**AIM:**
Find the string "What" in the listing and report every line that has it.

Stored data entries
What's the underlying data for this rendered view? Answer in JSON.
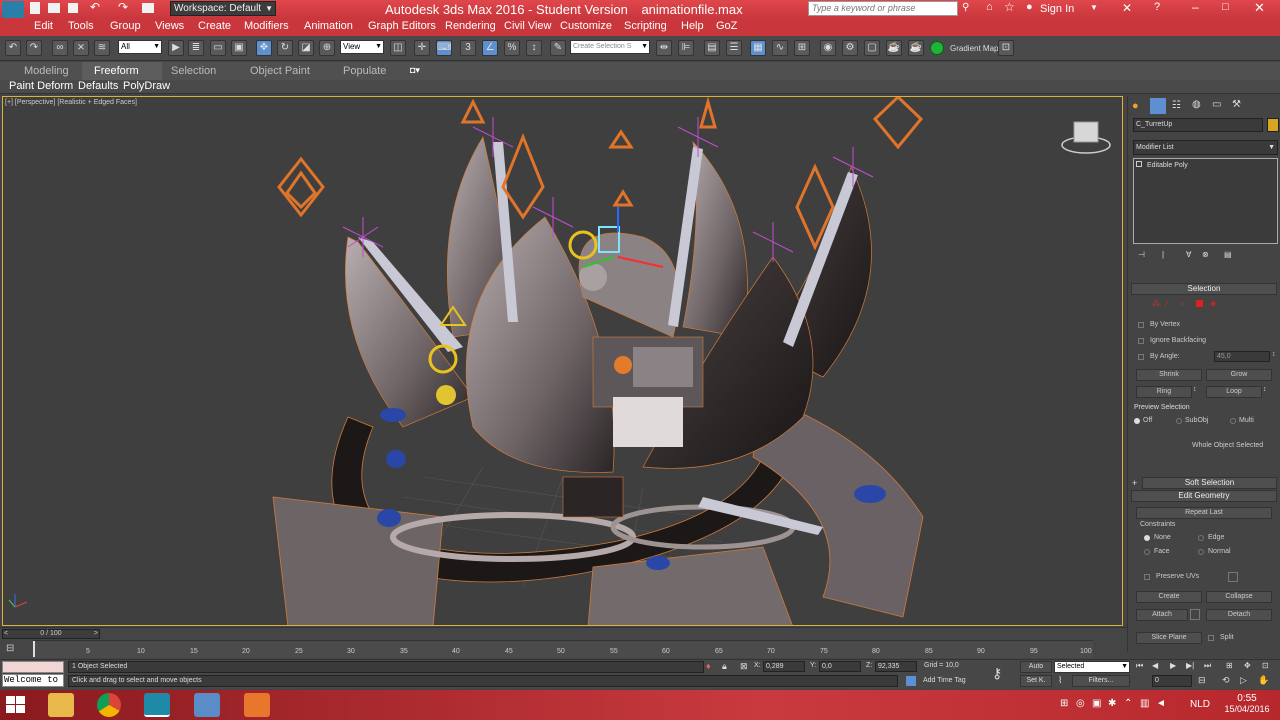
{
  "titlebar": {
    "workspace": "Workspace: Default",
    "app_title": "Autodesk 3ds Max 2016 - Student Version",
    "file_name": "animationfile.max",
    "search_placeholder": "Type a keyword or phrase",
    "sign_in": "Sign In"
  },
  "menubar": {
    "items": [
      "Edit",
      "Tools",
      "Group",
      "Views",
      "Create",
      "Modifiers",
      "Animation",
      "Graph Editors",
      "Rendering",
      "Civil View",
      "Customize",
      "Scripting",
      "Help",
      "GoZ"
    ]
  },
  "toolbar": {
    "selection_filter": "All",
    "ref_coord": "View",
    "named_selection": "Create Selection S",
    "gradient_map": "Gradient Map"
  },
  "ribbon": {
    "tabs": [
      "Modeling",
      "Freeform",
      "Selection",
      "Object Paint",
      "Populate"
    ],
    "active_tab": "Freeform",
    "sub_items": [
      "Paint Deform",
      "Defaults",
      "PolyDraw"
    ]
  },
  "viewport": {
    "label": "[+] [Perspective] [Realistic + Edged Faces]"
  },
  "command_panel": {
    "object_name": "C_TurretUp",
    "object_color": "#d9a520",
    "modifier_list": "Modifier List",
    "stack_item": "Editable Poly",
    "selection_title": "Selection",
    "by_vertex": "By Vertex",
    "ignore_backfacing": "Ignore Backfacing",
    "by_angle": "By Angle:",
    "angle_value": "45,0",
    "shrink": "Shrink",
    "grow": "Grow",
    "ring": "Ring",
    "loop": "Loop",
    "preview_selection": "Preview Selection",
    "preview_off": "Off",
    "preview_subobj": "SubObj",
    "preview_multi": "Multi",
    "whole_object": "Whole Object Selected",
    "soft_selection": "Soft Selection",
    "edit_geometry": "Edit Geometry",
    "repeat_last": "Repeat Last",
    "constraints": "Constraints",
    "c_none": "None",
    "c_edge": "Edge",
    "c_face": "Face",
    "c_normal": "Normal",
    "preserve_uvs": "Preserve UVs",
    "create": "Create",
    "collapse": "Collapse",
    "attach": "Attach",
    "detach": "Detach",
    "slice_plane": "Slice Plane",
    "split": "Split"
  },
  "timeline": {
    "frame_display": "0 / 100",
    "ticks": [
      "5",
      "10",
      "15",
      "20",
      "25",
      "30",
      "35",
      "40",
      "45",
      "50",
      "55",
      "60",
      "65",
      "70",
      "75",
      "80",
      "85",
      "90",
      "95",
      "100"
    ]
  },
  "status": {
    "maxscript": "Welcome to",
    "selected": "1 Object Selected",
    "prompt": "Click and drag to select and move objects",
    "x_label": "X:",
    "x_value": "0,289",
    "y_label": "Y:",
    "y_value": "0,0",
    "z_label": "Z:",
    "z_value": "92,335",
    "grid": "Grid = 10,0",
    "add_time_tag": "Add Time Tag",
    "auto": "Auto",
    "selected_set": "Selected",
    "set_key": "Set K.",
    "filters": "Filters...",
    "frame": "0"
  },
  "taskbar": {
    "lang": "NLD",
    "time": "0:55",
    "date": "15/04/2016"
  }
}
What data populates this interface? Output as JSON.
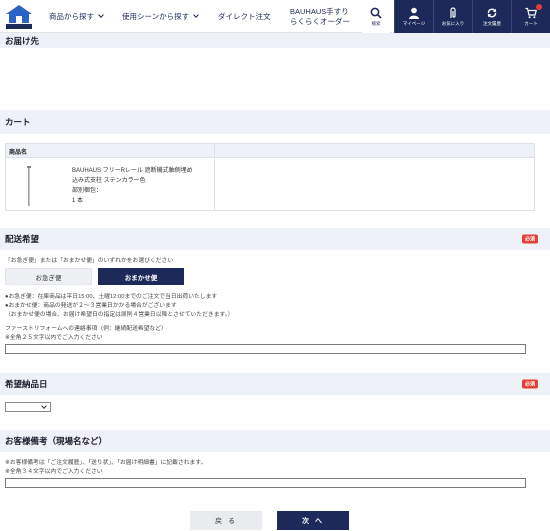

**ANSWER IN FULL:**
What's the underlying data for this rendered view? Answer in JSON.
What data populates this interface? Output as JSON.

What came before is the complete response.